TASK TO COMPLETE
Go through the material and write it all out exactly, minus the pictures.

TASK INPUTS
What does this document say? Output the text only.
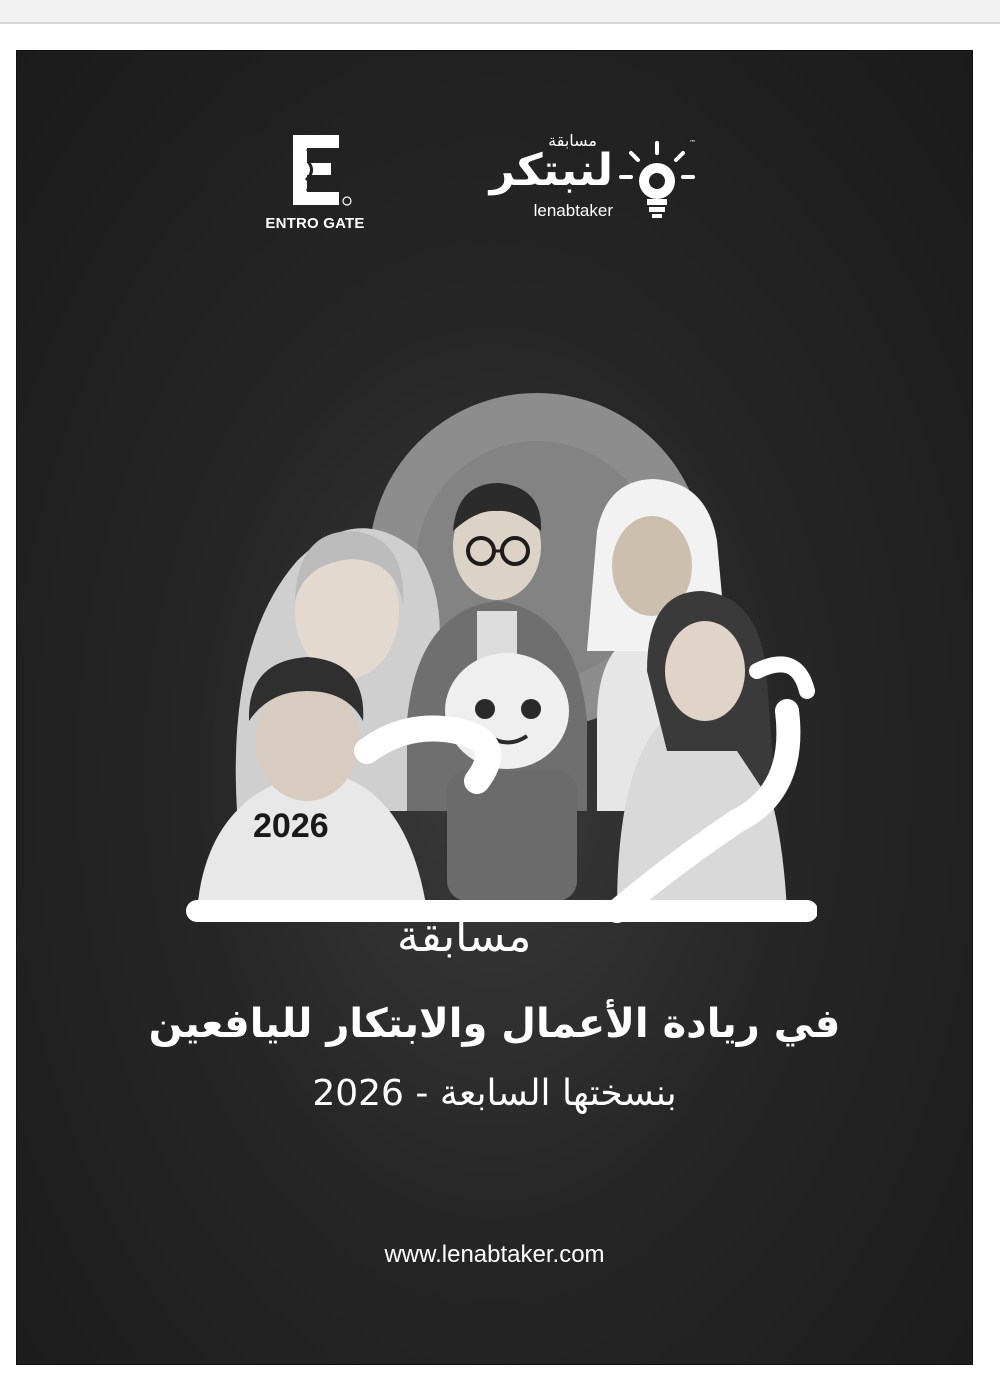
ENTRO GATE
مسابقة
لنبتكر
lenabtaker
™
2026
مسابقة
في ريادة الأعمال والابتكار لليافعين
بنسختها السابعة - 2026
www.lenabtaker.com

SOLUTION
What does this document say? Output the text only.
ENTRO GATE
مسابقة
لنبتكر
lenabtaker
™
2026
مسابقة
في ريادة الأعمال والابتكار لليافعين
بنسختها السابعة - 2026
www.lenabtaker.com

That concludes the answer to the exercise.